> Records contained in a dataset
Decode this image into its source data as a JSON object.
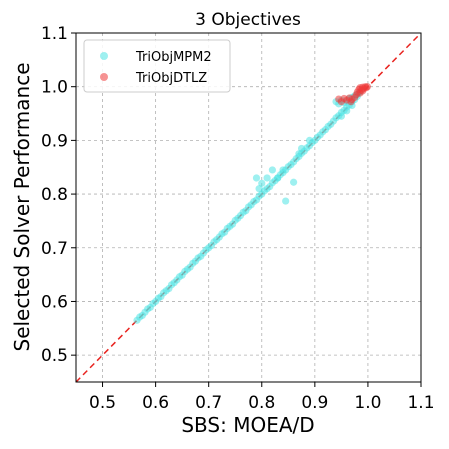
{
  "chart_data": {
    "type": "scatter",
    "title": "3 Objectives",
    "xlabel": "SBS: MOEA/D",
    "ylabel": "Selected Solver Performance",
    "xlim": [
      0.45,
      1.1
    ],
    "ylim": [
      0.45,
      1.1
    ],
    "xticks": [
      0.5,
      0.6,
      0.7,
      0.8,
      0.9,
      1.0,
      1.1
    ],
    "yticks": [
      0.5,
      0.6,
      0.7,
      0.8,
      0.9,
      1.0,
      1.1
    ],
    "xtick_labels": [
      "0.5",
      "0.6",
      "0.7",
      "0.8",
      "0.9",
      "1.0",
      "1.1"
    ],
    "ytick_labels": [
      "0.5",
      "0.6",
      "0.7",
      "0.8",
      "0.9",
      "1.0",
      "1.1"
    ],
    "grid": true,
    "legend": "top-left",
    "reference_line": {
      "style": "dashed",
      "color": "#e8231f",
      "from": [
        0.45,
        0.45
      ],
      "to": [
        1.1,
        1.1
      ]
    },
    "series": [
      {
        "name": "TriObjMPM2",
        "color": "#4fe3e3",
        "opacity": 0.55,
        "points": [
          [
            0.565,
            0.565
          ],
          [
            0.57,
            0.571
          ],
          [
            0.575,
            0.574
          ],
          [
            0.58,
            0.58
          ],
          [
            0.585,
            0.586
          ],
          [
            0.59,
            0.589
          ],
          [
            0.595,
            0.596
          ],
          [
            0.6,
            0.6
          ],
          [
            0.605,
            0.606
          ],
          [
            0.61,
            0.609
          ],
          [
            0.615,
            0.616
          ],
          [
            0.62,
            0.62
          ],
          [
            0.625,
            0.624
          ],
          [
            0.63,
            0.631
          ],
          [
            0.635,
            0.635
          ],
          [
            0.64,
            0.64
          ],
          [
            0.645,
            0.646
          ],
          [
            0.65,
            0.649
          ],
          [
            0.655,
            0.656
          ],
          [
            0.66,
            0.66
          ],
          [
            0.665,
            0.664
          ],
          [
            0.67,
            0.671
          ],
          [
            0.675,
            0.675
          ],
          [
            0.68,
            0.681
          ],
          [
            0.685,
            0.684
          ],
          [
            0.69,
            0.69
          ],
          [
            0.695,
            0.696
          ],
          [
            0.7,
            0.7
          ],
          [
            0.705,
            0.704
          ],
          [
            0.71,
            0.711
          ],
          [
            0.715,
            0.715
          ],
          [
            0.72,
            0.72
          ],
          [
            0.725,
            0.726
          ],
          [
            0.73,
            0.729
          ],
          [
            0.735,
            0.736
          ],
          [
            0.74,
            0.74
          ],
          [
            0.745,
            0.744
          ],
          [
            0.75,
            0.751
          ],
          [
            0.755,
            0.755
          ],
          [
            0.76,
            0.76
          ],
          [
            0.765,
            0.766
          ],
          [
            0.77,
            0.769
          ],
          [
            0.775,
            0.776
          ],
          [
            0.78,
            0.78
          ],
          [
            0.785,
            0.786
          ],
          [
            0.79,
            0.789
          ],
          [
            0.795,
            0.796
          ],
          [
            0.8,
            0.8
          ],
          [
            0.805,
            0.806
          ],
          [
            0.81,
            0.81
          ],
          [
            0.815,
            0.814
          ],
          [
            0.82,
            0.821
          ],
          [
            0.825,
            0.825
          ],
          [
            0.83,
            0.83
          ],
          [
            0.835,
            0.836
          ],
          [
            0.84,
            0.84
          ],
          [
            0.845,
            0.845
          ],
          [
            0.85,
            0.851
          ],
          [
            0.855,
            0.855
          ],
          [
            0.86,
            0.86
          ],
          [
            0.865,
            0.866
          ],
          [
            0.87,
            0.87
          ],
          [
            0.875,
            0.876
          ],
          [
            0.88,
            0.88
          ],
          [
            0.885,
            0.886
          ],
          [
            0.89,
            0.89
          ],
          [
            0.895,
            0.896
          ],
          [
            0.9,
            0.9
          ],
          [
            0.905,
            0.906
          ],
          [
            0.91,
            0.91
          ],
          [
            0.915,
            0.916
          ],
          [
            0.92,
            0.92
          ],
          [
            0.925,
            0.926
          ],
          [
            0.93,
            0.93
          ],
          [
            0.935,
            0.936
          ],
          [
            0.94,
            0.942
          ],
          [
            0.945,
            0.946
          ],
          [
            0.95,
            0.952
          ],
          [
            0.955,
            0.956
          ],
          [
            0.96,
            0.962
          ],
          [
            0.965,
            0.966
          ],
          [
            0.97,
            0.972
          ],
          [
            0.975,
            0.976
          ],
          [
            0.98,
            0.982
          ],
          [
            0.79,
            0.83
          ],
          [
            0.795,
            0.81
          ],
          [
            0.8,
            0.82
          ],
          [
            0.81,
            0.83
          ],
          [
            0.82,
            0.845
          ],
          [
            0.83,
            0.83
          ],
          [
            0.84,
            0.845
          ],
          [
            0.845,
            0.787
          ],
          [
            0.86,
            0.822
          ],
          [
            0.87,
            0.875
          ],
          [
            0.875,
            0.885
          ],
          [
            0.89,
            0.9
          ],
          [
            0.94,
            0.972
          ],
          [
            0.945,
            0.968
          ],
          [
            0.95,
            0.975
          ],
          [
            0.955,
            0.97
          ],
          [
            0.96,
            0.973
          ],
          [
            0.965,
            0.978
          ],
          [
            0.97,
            0.98
          ],
          [
            0.975,
            0.983
          ],
          [
            0.98,
            0.986
          ],
          [
            0.985,
            0.99
          ],
          [
            0.97,
            0.965
          ],
          [
            0.96,
            0.955
          ],
          [
            0.95,
            0.945
          ]
        ]
      },
      {
        "name": "TriObjDTLZ",
        "color": "#ee3b3b",
        "opacity": 0.55,
        "points": [
          [
            0.945,
            0.977
          ],
          [
            0.95,
            0.972
          ],
          [
            0.955,
            0.978
          ],
          [
            0.96,
            0.975
          ],
          [
            0.965,
            0.979
          ],
          [
            0.97,
            0.976
          ],
          [
            0.975,
            0.98
          ],
          [
            0.98,
            0.99
          ],
          [
            0.983,
            0.995
          ],
          [
            0.985,
            0.998
          ],
          [
            0.988,
            0.994
          ],
          [
            0.99,
            0.999
          ],
          [
            0.992,
            0.996
          ],
          [
            0.995,
            1.0
          ],
          [
            0.997,
            0.998
          ],
          [
            0.999,
            1.0
          ],
          [
            0.985,
            0.988
          ],
          [
            0.99,
            0.992
          ],
          [
            0.978,
            0.985
          ],
          [
            0.968,
            0.972
          ]
        ]
      }
    ]
  }
}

> Challenge
Give an exact reproduction of every line, leaving out any picture.

> Full solution
Decode this image into its source data as a JSON object.
{
  "chart_data": {
    "type": "scatter",
    "title": "3 Objectives",
    "xlabel": "SBS: MOEA/D",
    "ylabel": "Selected Solver Performance",
    "xlim": [
      0.45,
      1.1
    ],
    "ylim": [
      0.45,
      1.1
    ],
    "xticks": [
      0.5,
      0.6,
      0.7,
      0.8,
      0.9,
      1.0,
      1.1
    ],
    "yticks": [
      0.5,
      0.6,
      0.7,
      0.8,
      0.9,
      1.0,
      1.1
    ],
    "xtick_labels": [
      "0.5",
      "0.6",
      "0.7",
      "0.8",
      "0.9",
      "1.0",
      "1.1"
    ],
    "ytick_labels": [
      "0.5",
      "0.6",
      "0.7",
      "0.8",
      "0.9",
      "1.0",
      "1.1"
    ],
    "grid": true,
    "legend": "top-left",
    "reference_line": {
      "style": "dashed",
      "color": "#e8231f",
      "from": [
        0.45,
        0.45
      ],
      "to": [
        1.1,
        1.1
      ]
    },
    "series": [
      {
        "name": "TriObjMPM2",
        "color": "#4fe3e3",
        "opacity": 0.55,
        "points": [
          [
            0.565,
            0.565
          ],
          [
            0.57,
            0.571
          ],
          [
            0.575,
            0.574
          ],
          [
            0.58,
            0.58
          ],
          [
            0.585,
            0.586
          ],
          [
            0.59,
            0.589
          ],
          [
            0.595,
            0.596
          ],
          [
            0.6,
            0.6
          ],
          [
            0.605,
            0.606
          ],
          [
            0.61,
            0.609
          ],
          [
            0.615,
            0.616
          ],
          [
            0.62,
            0.62
          ],
          [
            0.625,
            0.624
          ],
          [
            0.63,
            0.631
          ],
          [
            0.635,
            0.635
          ],
          [
            0.64,
            0.64
          ],
          [
            0.645,
            0.646
          ],
          [
            0.65,
            0.649
          ],
          [
            0.655,
            0.656
          ],
          [
            0.66,
            0.66
          ],
          [
            0.665,
            0.664
          ],
          [
            0.67,
            0.671
          ],
          [
            0.675,
            0.675
          ],
          [
            0.68,
            0.681
          ],
          [
            0.685,
            0.684
          ],
          [
            0.69,
            0.69
          ],
          [
            0.695,
            0.696
          ],
          [
            0.7,
            0.7
          ],
          [
            0.705,
            0.704
          ],
          [
            0.71,
            0.711
          ],
          [
            0.715,
            0.715
          ],
          [
            0.72,
            0.72
          ],
          [
            0.725,
            0.726
          ],
          [
            0.73,
            0.729
          ],
          [
            0.735,
            0.736
          ],
          [
            0.74,
            0.74
          ],
          [
            0.745,
            0.744
          ],
          [
            0.75,
            0.751
          ],
          [
            0.755,
            0.755
          ],
          [
            0.76,
            0.76
          ],
          [
            0.765,
            0.766
          ],
          [
            0.77,
            0.769
          ],
          [
            0.775,
            0.776
          ],
          [
            0.78,
            0.78
          ],
          [
            0.785,
            0.786
          ],
          [
            0.79,
            0.789
          ],
          [
            0.795,
            0.796
          ],
          [
            0.8,
            0.8
          ],
          [
            0.805,
            0.806
          ],
          [
            0.81,
            0.81
          ],
          [
            0.815,
            0.814
          ],
          [
            0.82,
            0.821
          ],
          [
            0.825,
            0.825
          ],
          [
            0.83,
            0.83
          ],
          [
            0.835,
            0.836
          ],
          [
            0.84,
            0.84
          ],
          [
            0.845,
            0.845
          ],
          [
            0.85,
            0.851
          ],
          [
            0.855,
            0.855
          ],
          [
            0.86,
            0.86
          ],
          [
            0.865,
            0.866
          ],
          [
            0.87,
            0.87
          ],
          [
            0.875,
            0.876
          ],
          [
            0.88,
            0.88
          ],
          [
            0.885,
            0.886
          ],
          [
            0.89,
            0.89
          ],
          [
            0.895,
            0.896
          ],
          [
            0.9,
            0.9
          ],
          [
            0.905,
            0.906
          ],
          [
            0.91,
            0.91
          ],
          [
            0.915,
            0.916
          ],
          [
            0.92,
            0.92
          ],
          [
            0.925,
            0.926
          ],
          [
            0.93,
            0.93
          ],
          [
            0.935,
            0.936
          ],
          [
            0.94,
            0.942
          ],
          [
            0.945,
            0.946
          ],
          [
            0.95,
            0.952
          ],
          [
            0.955,
            0.956
          ],
          [
            0.96,
            0.962
          ],
          [
            0.965,
            0.966
          ],
          [
            0.97,
            0.972
          ],
          [
            0.975,
            0.976
          ],
          [
            0.98,
            0.982
          ],
          [
            0.79,
            0.83
          ],
          [
            0.795,
            0.81
          ],
          [
            0.8,
            0.82
          ],
          [
            0.81,
            0.83
          ],
          [
            0.82,
            0.845
          ],
          [
            0.83,
            0.83
          ],
          [
            0.84,
            0.845
          ],
          [
            0.845,
            0.787
          ],
          [
            0.86,
            0.822
          ],
          [
            0.87,
            0.875
          ],
          [
            0.875,
            0.885
          ],
          [
            0.89,
            0.9
          ],
          [
            0.94,
            0.972
          ],
          [
            0.945,
            0.968
          ],
          [
            0.95,
            0.975
          ],
          [
            0.955,
            0.97
          ],
          [
            0.96,
            0.973
          ],
          [
            0.965,
            0.978
          ],
          [
            0.97,
            0.98
          ],
          [
            0.975,
            0.983
          ],
          [
            0.98,
            0.986
          ],
          [
            0.985,
            0.99
          ],
          [
            0.97,
            0.965
          ],
          [
            0.96,
            0.955
          ],
          [
            0.95,
            0.945
          ]
        ]
      },
      {
        "name": "TriObjDTLZ",
        "color": "#ee3b3b",
        "opacity": 0.55,
        "points": [
          [
            0.945,
            0.977
          ],
          [
            0.95,
            0.972
          ],
          [
            0.955,
            0.978
          ],
          [
            0.96,
            0.975
          ],
          [
            0.965,
            0.979
          ],
          [
            0.97,
            0.976
          ],
          [
            0.975,
            0.98
          ],
          [
            0.98,
            0.99
          ],
          [
            0.983,
            0.995
          ],
          [
            0.985,
            0.998
          ],
          [
            0.988,
            0.994
          ],
          [
            0.99,
            0.999
          ],
          [
            0.992,
            0.996
          ],
          [
            0.995,
            1.0
          ],
          [
            0.997,
            0.998
          ],
          [
            0.999,
            1.0
          ],
          [
            0.985,
            0.988
          ],
          [
            0.99,
            0.992
          ],
          [
            0.978,
            0.985
          ],
          [
            0.968,
            0.972
          ]
        ]
      }
    ]
  }
}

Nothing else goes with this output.